_YOUR GOAL_.
Copy each line containing the word "true" from the records that follow, please.

>> start

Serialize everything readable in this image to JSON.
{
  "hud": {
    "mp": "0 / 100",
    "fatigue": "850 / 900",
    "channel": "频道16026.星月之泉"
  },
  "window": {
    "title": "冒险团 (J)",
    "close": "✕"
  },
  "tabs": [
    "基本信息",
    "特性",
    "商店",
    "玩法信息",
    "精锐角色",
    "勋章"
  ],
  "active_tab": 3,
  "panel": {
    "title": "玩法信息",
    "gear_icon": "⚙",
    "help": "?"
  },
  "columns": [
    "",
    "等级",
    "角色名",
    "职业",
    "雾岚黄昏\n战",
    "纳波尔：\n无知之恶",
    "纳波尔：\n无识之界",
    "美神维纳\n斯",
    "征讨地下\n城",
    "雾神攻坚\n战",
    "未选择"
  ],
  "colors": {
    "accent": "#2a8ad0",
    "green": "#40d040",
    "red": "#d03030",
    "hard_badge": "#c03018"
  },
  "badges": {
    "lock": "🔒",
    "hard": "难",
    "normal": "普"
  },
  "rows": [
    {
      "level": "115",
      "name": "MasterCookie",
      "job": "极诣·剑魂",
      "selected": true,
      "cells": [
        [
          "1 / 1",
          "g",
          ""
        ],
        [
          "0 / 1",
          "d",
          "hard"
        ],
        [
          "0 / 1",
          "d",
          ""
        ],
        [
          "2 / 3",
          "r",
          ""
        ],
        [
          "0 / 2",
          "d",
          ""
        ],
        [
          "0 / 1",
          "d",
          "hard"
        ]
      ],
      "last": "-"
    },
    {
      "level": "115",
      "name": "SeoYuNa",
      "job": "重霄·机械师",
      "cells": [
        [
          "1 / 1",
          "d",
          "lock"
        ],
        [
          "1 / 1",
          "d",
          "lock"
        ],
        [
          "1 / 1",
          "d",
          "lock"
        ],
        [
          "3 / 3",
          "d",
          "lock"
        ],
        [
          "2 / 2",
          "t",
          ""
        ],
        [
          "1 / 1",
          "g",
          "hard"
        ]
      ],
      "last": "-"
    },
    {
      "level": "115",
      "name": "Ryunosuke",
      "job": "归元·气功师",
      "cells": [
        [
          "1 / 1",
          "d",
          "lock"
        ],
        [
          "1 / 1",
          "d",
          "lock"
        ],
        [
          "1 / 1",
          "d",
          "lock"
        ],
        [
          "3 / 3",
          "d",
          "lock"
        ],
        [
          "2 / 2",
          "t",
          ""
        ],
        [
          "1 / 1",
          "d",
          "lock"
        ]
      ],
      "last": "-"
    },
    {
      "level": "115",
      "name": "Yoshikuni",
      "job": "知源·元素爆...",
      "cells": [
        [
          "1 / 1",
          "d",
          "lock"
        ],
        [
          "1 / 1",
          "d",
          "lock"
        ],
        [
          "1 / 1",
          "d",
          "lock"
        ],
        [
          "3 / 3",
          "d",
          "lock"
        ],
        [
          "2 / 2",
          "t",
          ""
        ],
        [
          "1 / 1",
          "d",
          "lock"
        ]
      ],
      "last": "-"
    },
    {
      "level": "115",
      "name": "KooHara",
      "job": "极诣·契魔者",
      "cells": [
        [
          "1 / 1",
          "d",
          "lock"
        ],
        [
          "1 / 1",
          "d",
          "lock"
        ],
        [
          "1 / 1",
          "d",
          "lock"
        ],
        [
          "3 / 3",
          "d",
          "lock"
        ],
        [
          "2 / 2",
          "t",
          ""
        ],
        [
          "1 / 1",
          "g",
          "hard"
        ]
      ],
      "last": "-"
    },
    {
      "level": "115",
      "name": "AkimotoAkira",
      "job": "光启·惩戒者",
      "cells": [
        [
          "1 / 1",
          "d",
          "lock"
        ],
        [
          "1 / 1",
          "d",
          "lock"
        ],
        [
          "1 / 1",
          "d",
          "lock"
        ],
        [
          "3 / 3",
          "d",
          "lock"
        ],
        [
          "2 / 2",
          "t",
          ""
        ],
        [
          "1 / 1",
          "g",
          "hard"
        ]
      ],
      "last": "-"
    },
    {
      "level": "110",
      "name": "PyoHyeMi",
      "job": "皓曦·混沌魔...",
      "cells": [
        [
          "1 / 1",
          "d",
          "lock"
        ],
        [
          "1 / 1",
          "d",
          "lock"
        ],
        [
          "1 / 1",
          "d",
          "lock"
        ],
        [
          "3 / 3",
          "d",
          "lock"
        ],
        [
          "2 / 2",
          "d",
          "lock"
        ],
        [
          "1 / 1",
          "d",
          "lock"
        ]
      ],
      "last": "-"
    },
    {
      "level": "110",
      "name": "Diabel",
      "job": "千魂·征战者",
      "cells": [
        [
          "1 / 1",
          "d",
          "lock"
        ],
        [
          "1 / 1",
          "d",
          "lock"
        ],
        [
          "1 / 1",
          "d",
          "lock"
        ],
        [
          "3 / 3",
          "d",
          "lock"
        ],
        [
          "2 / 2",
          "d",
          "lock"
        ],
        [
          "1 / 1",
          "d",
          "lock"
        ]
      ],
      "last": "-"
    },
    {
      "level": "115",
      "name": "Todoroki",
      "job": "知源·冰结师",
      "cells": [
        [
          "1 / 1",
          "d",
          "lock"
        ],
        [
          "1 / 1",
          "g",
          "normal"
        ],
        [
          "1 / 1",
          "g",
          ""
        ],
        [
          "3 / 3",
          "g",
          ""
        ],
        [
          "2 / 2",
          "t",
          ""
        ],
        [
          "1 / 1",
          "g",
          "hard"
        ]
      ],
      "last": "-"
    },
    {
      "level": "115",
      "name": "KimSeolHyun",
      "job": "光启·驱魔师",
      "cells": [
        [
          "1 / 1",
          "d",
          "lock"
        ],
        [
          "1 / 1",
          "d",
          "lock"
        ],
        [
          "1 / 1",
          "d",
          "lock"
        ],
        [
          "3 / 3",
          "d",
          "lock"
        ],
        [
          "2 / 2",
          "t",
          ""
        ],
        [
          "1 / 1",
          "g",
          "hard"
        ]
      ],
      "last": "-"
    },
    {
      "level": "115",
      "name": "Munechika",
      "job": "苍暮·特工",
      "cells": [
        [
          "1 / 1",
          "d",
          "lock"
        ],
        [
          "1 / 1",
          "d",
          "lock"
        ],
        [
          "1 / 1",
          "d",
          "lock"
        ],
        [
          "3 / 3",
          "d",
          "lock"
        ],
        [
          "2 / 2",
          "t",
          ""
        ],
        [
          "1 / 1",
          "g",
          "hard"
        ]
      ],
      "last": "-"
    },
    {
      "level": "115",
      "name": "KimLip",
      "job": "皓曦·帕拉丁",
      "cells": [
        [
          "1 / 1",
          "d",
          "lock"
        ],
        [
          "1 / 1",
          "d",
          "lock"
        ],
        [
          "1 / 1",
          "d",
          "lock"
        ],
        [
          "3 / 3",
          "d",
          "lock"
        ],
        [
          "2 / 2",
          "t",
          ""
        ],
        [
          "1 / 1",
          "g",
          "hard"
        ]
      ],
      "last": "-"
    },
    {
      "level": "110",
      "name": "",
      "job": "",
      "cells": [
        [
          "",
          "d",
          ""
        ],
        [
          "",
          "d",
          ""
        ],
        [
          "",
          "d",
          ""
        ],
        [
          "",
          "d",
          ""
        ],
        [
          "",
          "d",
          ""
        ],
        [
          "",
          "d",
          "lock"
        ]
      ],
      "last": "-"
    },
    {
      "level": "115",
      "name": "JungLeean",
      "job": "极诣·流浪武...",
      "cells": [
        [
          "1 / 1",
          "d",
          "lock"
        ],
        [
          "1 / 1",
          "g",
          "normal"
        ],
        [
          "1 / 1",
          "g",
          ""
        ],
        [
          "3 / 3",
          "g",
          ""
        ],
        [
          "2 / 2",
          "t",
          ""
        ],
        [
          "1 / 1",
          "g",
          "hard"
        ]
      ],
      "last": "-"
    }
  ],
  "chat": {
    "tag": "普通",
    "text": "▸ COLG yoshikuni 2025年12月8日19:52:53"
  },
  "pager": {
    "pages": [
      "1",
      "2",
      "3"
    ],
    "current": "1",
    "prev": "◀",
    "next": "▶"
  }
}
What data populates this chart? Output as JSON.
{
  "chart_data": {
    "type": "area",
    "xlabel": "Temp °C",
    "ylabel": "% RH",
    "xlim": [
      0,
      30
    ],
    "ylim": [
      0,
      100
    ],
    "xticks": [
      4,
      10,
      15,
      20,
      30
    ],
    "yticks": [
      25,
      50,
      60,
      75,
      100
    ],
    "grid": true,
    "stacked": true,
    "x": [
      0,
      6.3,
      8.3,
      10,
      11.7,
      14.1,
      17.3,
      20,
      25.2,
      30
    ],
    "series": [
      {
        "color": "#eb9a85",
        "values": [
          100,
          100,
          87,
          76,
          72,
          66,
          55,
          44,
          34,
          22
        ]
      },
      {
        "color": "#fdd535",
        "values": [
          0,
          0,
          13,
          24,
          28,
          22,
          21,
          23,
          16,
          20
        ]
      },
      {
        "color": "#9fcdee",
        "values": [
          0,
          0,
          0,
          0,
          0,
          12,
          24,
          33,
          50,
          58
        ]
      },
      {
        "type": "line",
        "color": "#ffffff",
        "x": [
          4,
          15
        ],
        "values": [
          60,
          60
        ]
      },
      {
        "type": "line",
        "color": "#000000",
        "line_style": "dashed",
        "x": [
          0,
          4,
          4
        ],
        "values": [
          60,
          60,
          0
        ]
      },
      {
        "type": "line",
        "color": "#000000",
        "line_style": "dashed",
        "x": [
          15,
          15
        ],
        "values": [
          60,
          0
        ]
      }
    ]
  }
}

>> end

_RESULT FOR THIS EXERCISE_.
      "selected": true,
    "grid": true,
    "stacked": true,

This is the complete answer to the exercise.